* Begin *

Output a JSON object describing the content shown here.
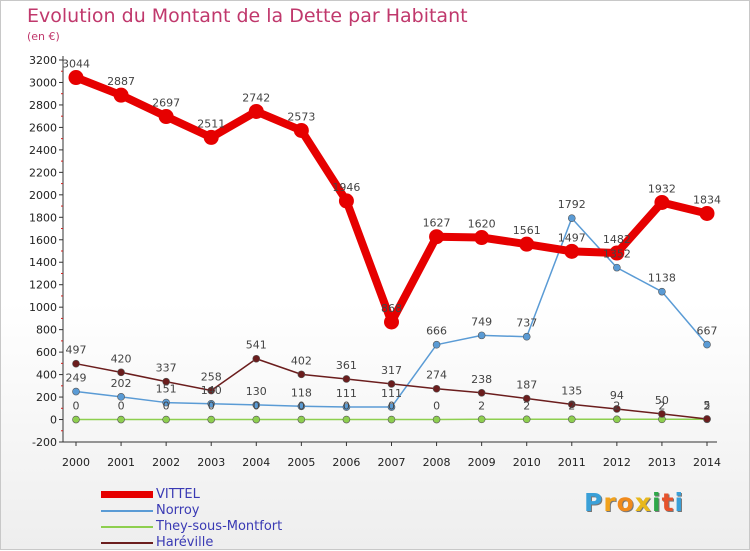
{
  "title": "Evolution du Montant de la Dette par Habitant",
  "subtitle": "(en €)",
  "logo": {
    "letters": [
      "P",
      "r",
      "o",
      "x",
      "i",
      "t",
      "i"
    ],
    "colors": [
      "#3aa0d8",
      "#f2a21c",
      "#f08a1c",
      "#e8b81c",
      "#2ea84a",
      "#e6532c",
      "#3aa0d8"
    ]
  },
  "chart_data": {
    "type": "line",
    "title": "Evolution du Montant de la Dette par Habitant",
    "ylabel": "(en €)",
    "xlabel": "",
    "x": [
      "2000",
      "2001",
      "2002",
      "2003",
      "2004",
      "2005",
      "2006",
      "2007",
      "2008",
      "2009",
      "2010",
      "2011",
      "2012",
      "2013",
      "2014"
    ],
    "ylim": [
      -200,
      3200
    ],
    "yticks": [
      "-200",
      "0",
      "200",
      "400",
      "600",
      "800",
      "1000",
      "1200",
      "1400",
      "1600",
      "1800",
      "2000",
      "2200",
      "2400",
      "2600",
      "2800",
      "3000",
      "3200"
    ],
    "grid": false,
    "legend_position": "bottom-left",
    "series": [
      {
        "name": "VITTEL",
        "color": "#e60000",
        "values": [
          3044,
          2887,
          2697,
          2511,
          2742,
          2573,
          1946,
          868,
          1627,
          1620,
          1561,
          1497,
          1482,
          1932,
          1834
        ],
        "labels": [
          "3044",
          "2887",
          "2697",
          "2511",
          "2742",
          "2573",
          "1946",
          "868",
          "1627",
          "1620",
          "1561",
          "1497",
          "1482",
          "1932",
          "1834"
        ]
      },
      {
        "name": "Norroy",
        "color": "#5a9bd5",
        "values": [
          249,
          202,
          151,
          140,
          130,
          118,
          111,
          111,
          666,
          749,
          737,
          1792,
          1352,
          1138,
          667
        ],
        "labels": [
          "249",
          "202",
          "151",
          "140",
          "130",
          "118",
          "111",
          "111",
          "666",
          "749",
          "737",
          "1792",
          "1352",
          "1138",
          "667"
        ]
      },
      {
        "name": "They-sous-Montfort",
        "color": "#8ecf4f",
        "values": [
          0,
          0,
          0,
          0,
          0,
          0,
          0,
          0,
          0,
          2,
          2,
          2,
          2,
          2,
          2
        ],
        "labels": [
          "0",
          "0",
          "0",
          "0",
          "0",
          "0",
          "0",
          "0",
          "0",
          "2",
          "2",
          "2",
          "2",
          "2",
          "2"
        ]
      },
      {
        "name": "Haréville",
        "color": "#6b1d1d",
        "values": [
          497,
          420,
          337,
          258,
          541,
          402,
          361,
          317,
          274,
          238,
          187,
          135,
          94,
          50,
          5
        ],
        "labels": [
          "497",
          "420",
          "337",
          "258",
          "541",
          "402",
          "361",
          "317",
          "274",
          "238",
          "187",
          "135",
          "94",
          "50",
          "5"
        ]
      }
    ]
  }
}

* End *

◆ **EXERCISE DESCRIPTION**
Repeat the records above verbatim, with no pictures in the result.

◆ **FINAL RESULT**
Output a JSON object describing the content shown here.
{
  "title": "Evolution du Montant de la Dette par Habitant",
  "subtitle": "(en €)",
  "logo": {
    "letters": [
      "P",
      "r",
      "o",
      "x",
      "i",
      "t",
      "i"
    ],
    "colors": [
      "#3aa0d8",
      "#f2a21c",
      "#f08a1c",
      "#e8b81c",
      "#2ea84a",
      "#e6532c",
      "#3aa0d8"
    ]
  },
  "chart_data": {
    "type": "line",
    "title": "Evolution du Montant de la Dette par Habitant",
    "ylabel": "(en €)",
    "xlabel": "",
    "x": [
      "2000",
      "2001",
      "2002",
      "2003",
      "2004",
      "2005",
      "2006",
      "2007",
      "2008",
      "2009",
      "2010",
      "2011",
      "2012",
      "2013",
      "2014"
    ],
    "ylim": [
      -200,
      3200
    ],
    "yticks": [
      "-200",
      "0",
      "200",
      "400",
      "600",
      "800",
      "1000",
      "1200",
      "1400",
      "1600",
      "1800",
      "2000",
      "2200",
      "2400",
      "2600",
      "2800",
      "3000",
      "3200"
    ],
    "grid": false,
    "legend_position": "bottom-left",
    "series": [
      {
        "name": "VITTEL",
        "color": "#e60000",
        "values": [
          3044,
          2887,
          2697,
          2511,
          2742,
          2573,
          1946,
          868,
          1627,
          1620,
          1561,
          1497,
          1482,
          1932,
          1834
        ],
        "labels": [
          "3044",
          "2887",
          "2697",
          "2511",
          "2742",
          "2573",
          "1946",
          "868",
          "1627",
          "1620",
          "1561",
          "1497",
          "1482",
          "1932",
          "1834"
        ]
      },
      {
        "name": "Norroy",
        "color": "#5a9bd5",
        "values": [
          249,
          202,
          151,
          140,
          130,
          118,
          111,
          111,
          666,
          749,
          737,
          1792,
          1352,
          1138,
          667
        ],
        "labels": [
          "249",
          "202",
          "151",
          "140",
          "130",
          "118",
          "111",
          "111",
          "666",
          "749",
          "737",
          "1792",
          "1352",
          "1138",
          "667"
        ]
      },
      {
        "name": "They-sous-Montfort",
        "color": "#8ecf4f",
        "values": [
          0,
          0,
          0,
          0,
          0,
          0,
          0,
          0,
          0,
          2,
          2,
          2,
          2,
          2,
          2
        ],
        "labels": [
          "0",
          "0",
          "0",
          "0",
          "0",
          "0",
          "0",
          "0",
          "0",
          "2",
          "2",
          "2",
          "2",
          "2",
          "2"
        ]
      },
      {
        "name": "Haréville",
        "color": "#6b1d1d",
        "values": [
          497,
          420,
          337,
          258,
          541,
          402,
          361,
          317,
          274,
          238,
          187,
          135,
          94,
          50,
          5
        ],
        "labels": [
          "497",
          "420",
          "337",
          "258",
          "541",
          "402",
          "361",
          "317",
          "274",
          "238",
          "187",
          "135",
          "94",
          "50",
          "5"
        ]
      }
    ]
  }
}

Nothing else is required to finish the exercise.